Stated exercise -
Search the listing below for "Sąranka". Copy each matching line.

[Extracted data entries]
--- START ---

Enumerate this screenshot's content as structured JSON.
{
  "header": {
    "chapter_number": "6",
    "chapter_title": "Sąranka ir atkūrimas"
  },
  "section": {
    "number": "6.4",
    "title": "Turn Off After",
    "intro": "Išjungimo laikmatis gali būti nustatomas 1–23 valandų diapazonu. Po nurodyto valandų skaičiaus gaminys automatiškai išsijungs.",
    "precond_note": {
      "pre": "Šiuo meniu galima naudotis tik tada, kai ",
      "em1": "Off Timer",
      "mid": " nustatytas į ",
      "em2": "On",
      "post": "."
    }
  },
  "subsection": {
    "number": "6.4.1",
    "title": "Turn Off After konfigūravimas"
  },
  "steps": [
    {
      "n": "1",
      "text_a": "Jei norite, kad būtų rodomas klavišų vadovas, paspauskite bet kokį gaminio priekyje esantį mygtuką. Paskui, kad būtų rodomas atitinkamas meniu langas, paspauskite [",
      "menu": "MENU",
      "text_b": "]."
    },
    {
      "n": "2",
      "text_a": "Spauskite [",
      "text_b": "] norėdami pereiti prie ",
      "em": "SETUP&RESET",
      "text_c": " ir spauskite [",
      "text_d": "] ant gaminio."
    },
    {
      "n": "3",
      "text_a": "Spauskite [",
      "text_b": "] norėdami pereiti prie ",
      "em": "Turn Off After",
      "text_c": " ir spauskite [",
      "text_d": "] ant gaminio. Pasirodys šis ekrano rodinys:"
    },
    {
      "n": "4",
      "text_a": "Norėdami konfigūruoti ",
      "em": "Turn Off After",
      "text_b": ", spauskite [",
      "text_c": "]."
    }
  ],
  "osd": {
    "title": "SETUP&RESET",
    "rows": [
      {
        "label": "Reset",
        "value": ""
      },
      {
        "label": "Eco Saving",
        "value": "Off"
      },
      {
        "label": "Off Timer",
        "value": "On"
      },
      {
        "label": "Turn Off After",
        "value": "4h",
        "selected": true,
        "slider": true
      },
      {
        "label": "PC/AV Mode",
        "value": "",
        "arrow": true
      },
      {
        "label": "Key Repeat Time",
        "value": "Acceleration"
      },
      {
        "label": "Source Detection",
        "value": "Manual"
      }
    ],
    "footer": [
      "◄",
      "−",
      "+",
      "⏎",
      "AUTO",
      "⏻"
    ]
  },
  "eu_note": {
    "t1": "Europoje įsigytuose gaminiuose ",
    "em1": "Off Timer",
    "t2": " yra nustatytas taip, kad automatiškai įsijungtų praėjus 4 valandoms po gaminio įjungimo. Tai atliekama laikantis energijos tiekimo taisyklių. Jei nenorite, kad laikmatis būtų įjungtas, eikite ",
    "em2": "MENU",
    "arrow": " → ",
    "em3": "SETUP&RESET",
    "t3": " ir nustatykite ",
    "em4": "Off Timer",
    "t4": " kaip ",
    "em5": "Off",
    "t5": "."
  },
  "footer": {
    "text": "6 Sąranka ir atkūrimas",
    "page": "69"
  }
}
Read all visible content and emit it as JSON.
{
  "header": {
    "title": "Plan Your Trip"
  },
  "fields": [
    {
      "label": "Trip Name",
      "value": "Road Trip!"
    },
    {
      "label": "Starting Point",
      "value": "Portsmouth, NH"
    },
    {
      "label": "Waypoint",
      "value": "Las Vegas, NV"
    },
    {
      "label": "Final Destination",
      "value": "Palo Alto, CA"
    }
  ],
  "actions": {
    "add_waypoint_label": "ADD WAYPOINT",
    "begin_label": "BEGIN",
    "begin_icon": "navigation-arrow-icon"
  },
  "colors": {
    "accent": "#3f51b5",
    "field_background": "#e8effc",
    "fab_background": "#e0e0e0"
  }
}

--- END ---

Written solution -
    "chapter_title": "Sąranka ir atkūrimas"
    "text": "6 Sąranka ir atkūrimas",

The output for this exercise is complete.